Dataset entries:
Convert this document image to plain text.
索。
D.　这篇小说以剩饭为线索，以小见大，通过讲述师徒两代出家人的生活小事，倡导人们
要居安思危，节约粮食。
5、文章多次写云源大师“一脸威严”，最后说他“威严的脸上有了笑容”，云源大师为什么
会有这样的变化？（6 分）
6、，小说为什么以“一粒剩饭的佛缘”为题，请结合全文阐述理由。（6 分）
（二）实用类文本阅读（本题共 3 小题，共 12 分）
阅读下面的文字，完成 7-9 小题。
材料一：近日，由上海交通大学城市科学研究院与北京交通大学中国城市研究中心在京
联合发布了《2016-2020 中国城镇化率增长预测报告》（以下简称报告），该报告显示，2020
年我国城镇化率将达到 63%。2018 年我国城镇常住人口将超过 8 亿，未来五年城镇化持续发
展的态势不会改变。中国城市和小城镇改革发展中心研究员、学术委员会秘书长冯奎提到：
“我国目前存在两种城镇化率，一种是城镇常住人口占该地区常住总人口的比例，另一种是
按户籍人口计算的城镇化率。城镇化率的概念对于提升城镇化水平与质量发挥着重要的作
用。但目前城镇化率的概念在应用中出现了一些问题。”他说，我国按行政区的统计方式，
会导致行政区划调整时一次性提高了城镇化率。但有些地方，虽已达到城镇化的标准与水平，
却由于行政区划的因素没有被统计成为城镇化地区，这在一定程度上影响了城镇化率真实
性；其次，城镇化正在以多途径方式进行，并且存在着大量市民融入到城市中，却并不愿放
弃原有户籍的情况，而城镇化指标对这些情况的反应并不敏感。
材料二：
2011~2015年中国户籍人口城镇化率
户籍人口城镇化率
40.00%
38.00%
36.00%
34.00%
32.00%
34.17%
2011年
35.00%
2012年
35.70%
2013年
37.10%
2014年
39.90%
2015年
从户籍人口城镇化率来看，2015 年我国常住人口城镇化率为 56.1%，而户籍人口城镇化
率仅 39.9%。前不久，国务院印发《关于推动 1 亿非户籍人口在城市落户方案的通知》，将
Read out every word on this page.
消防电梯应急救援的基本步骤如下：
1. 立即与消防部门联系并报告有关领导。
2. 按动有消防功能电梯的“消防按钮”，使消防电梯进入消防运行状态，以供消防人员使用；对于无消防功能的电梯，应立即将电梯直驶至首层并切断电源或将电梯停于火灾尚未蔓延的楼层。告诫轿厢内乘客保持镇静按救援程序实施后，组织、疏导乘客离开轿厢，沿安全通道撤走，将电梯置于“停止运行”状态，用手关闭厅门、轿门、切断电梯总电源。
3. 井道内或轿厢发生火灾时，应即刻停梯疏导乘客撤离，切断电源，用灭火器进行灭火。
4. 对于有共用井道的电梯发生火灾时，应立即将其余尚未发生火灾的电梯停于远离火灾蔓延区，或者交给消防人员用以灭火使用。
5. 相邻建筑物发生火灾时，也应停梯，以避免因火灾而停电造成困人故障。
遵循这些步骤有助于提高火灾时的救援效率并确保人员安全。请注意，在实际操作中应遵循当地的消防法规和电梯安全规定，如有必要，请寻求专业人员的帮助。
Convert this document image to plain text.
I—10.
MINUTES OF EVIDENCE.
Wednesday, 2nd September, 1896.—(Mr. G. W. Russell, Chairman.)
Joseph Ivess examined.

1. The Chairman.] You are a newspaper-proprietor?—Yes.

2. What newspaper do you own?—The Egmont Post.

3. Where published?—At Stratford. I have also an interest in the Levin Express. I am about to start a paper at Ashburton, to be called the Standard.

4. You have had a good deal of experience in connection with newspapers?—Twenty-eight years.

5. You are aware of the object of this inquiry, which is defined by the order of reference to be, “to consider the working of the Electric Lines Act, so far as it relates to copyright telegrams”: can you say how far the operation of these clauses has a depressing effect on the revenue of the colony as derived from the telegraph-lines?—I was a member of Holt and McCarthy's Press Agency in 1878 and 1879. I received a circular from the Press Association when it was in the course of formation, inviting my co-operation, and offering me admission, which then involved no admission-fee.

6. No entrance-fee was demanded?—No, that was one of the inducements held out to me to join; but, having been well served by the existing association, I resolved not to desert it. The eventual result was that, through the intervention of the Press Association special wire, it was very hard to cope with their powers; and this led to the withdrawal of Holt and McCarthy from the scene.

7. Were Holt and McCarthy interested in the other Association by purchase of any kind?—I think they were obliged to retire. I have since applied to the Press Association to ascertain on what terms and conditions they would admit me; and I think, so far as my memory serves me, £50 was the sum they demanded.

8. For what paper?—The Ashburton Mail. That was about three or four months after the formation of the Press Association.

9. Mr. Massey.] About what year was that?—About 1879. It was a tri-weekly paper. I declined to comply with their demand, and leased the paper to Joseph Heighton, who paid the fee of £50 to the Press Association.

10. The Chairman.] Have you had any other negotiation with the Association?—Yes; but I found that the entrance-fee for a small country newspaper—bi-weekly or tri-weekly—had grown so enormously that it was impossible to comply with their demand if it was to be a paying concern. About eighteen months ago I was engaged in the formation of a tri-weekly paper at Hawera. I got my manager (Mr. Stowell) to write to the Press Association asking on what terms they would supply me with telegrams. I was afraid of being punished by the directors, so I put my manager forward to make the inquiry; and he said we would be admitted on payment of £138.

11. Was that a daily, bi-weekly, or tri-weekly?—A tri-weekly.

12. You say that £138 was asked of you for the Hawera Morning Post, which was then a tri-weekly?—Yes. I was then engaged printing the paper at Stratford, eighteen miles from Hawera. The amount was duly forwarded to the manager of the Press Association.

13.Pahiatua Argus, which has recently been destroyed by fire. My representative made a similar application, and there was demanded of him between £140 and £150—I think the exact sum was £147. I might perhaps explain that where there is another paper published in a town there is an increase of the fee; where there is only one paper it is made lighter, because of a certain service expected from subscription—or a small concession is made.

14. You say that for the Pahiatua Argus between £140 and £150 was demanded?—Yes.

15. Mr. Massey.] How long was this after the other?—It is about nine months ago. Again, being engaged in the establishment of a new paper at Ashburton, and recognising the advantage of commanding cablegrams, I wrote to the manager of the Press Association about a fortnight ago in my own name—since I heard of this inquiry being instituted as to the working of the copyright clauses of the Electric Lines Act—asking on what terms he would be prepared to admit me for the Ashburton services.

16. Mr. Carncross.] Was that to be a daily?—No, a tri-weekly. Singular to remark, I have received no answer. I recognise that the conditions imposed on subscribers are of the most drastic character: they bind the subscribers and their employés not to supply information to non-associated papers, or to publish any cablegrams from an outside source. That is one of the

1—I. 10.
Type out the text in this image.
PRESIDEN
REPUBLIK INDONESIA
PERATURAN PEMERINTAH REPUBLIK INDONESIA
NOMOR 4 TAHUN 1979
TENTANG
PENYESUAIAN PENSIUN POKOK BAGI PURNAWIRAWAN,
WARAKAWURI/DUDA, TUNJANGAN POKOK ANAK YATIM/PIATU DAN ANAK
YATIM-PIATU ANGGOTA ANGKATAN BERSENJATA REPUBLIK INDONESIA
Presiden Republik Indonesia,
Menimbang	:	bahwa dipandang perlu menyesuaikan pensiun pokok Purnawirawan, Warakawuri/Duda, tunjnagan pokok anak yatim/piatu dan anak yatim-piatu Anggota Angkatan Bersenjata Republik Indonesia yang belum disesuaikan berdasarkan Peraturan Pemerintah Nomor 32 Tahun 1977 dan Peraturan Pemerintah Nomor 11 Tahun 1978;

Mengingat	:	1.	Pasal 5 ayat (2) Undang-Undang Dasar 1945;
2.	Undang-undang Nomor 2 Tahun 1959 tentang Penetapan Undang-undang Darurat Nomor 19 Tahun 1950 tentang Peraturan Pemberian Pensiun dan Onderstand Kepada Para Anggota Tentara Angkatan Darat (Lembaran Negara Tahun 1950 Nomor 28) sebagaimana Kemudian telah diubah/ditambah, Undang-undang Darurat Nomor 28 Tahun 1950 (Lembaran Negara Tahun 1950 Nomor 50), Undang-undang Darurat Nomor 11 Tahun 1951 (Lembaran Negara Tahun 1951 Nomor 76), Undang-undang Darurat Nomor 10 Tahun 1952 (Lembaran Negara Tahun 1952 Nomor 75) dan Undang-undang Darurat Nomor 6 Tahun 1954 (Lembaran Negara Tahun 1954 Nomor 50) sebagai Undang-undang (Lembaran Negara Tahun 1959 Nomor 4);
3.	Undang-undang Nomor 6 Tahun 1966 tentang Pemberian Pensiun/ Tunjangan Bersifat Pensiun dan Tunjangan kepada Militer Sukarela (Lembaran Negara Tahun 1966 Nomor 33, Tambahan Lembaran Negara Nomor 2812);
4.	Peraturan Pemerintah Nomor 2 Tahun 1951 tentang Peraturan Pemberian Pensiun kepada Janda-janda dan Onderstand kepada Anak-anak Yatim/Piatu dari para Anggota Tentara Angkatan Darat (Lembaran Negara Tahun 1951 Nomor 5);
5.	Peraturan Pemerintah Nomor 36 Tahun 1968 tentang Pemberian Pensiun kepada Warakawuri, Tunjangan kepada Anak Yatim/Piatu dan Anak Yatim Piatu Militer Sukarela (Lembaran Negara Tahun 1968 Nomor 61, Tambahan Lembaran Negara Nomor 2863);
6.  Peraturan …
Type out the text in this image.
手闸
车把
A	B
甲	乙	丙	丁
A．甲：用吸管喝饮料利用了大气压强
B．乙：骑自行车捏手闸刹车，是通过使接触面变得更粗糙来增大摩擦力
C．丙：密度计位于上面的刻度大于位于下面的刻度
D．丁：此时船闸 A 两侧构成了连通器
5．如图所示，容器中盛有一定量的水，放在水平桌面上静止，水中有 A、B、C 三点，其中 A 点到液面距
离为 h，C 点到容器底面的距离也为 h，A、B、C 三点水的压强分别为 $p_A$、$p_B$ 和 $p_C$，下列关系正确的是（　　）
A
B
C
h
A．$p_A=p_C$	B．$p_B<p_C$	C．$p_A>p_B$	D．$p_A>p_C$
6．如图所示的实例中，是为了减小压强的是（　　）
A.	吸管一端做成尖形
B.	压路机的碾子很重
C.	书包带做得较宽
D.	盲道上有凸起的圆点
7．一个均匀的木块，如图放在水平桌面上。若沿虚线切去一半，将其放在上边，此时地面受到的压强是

* _What is needed_
All lines in the data that contain the word "after" should be copied.

* _Finished answer_
8. For what paper?—The Ashburton Mail. That was about three or four months after the formation of the Press Association.
15. Mr. Massey.] How long was this after the other?—It is about nine months ago. Again, being engaged in the establishment of a new paper at Ashburton, and recognising the advantage of commanding cablegrams, I wrote to the manager of the Press Association about a fortnight ago in my own name—since I heard of this inquiry being instituted as to the working of the copyright clauses of the Electric Lines Act—asking on what terms he would be prepared to admit me for the Ashburton services.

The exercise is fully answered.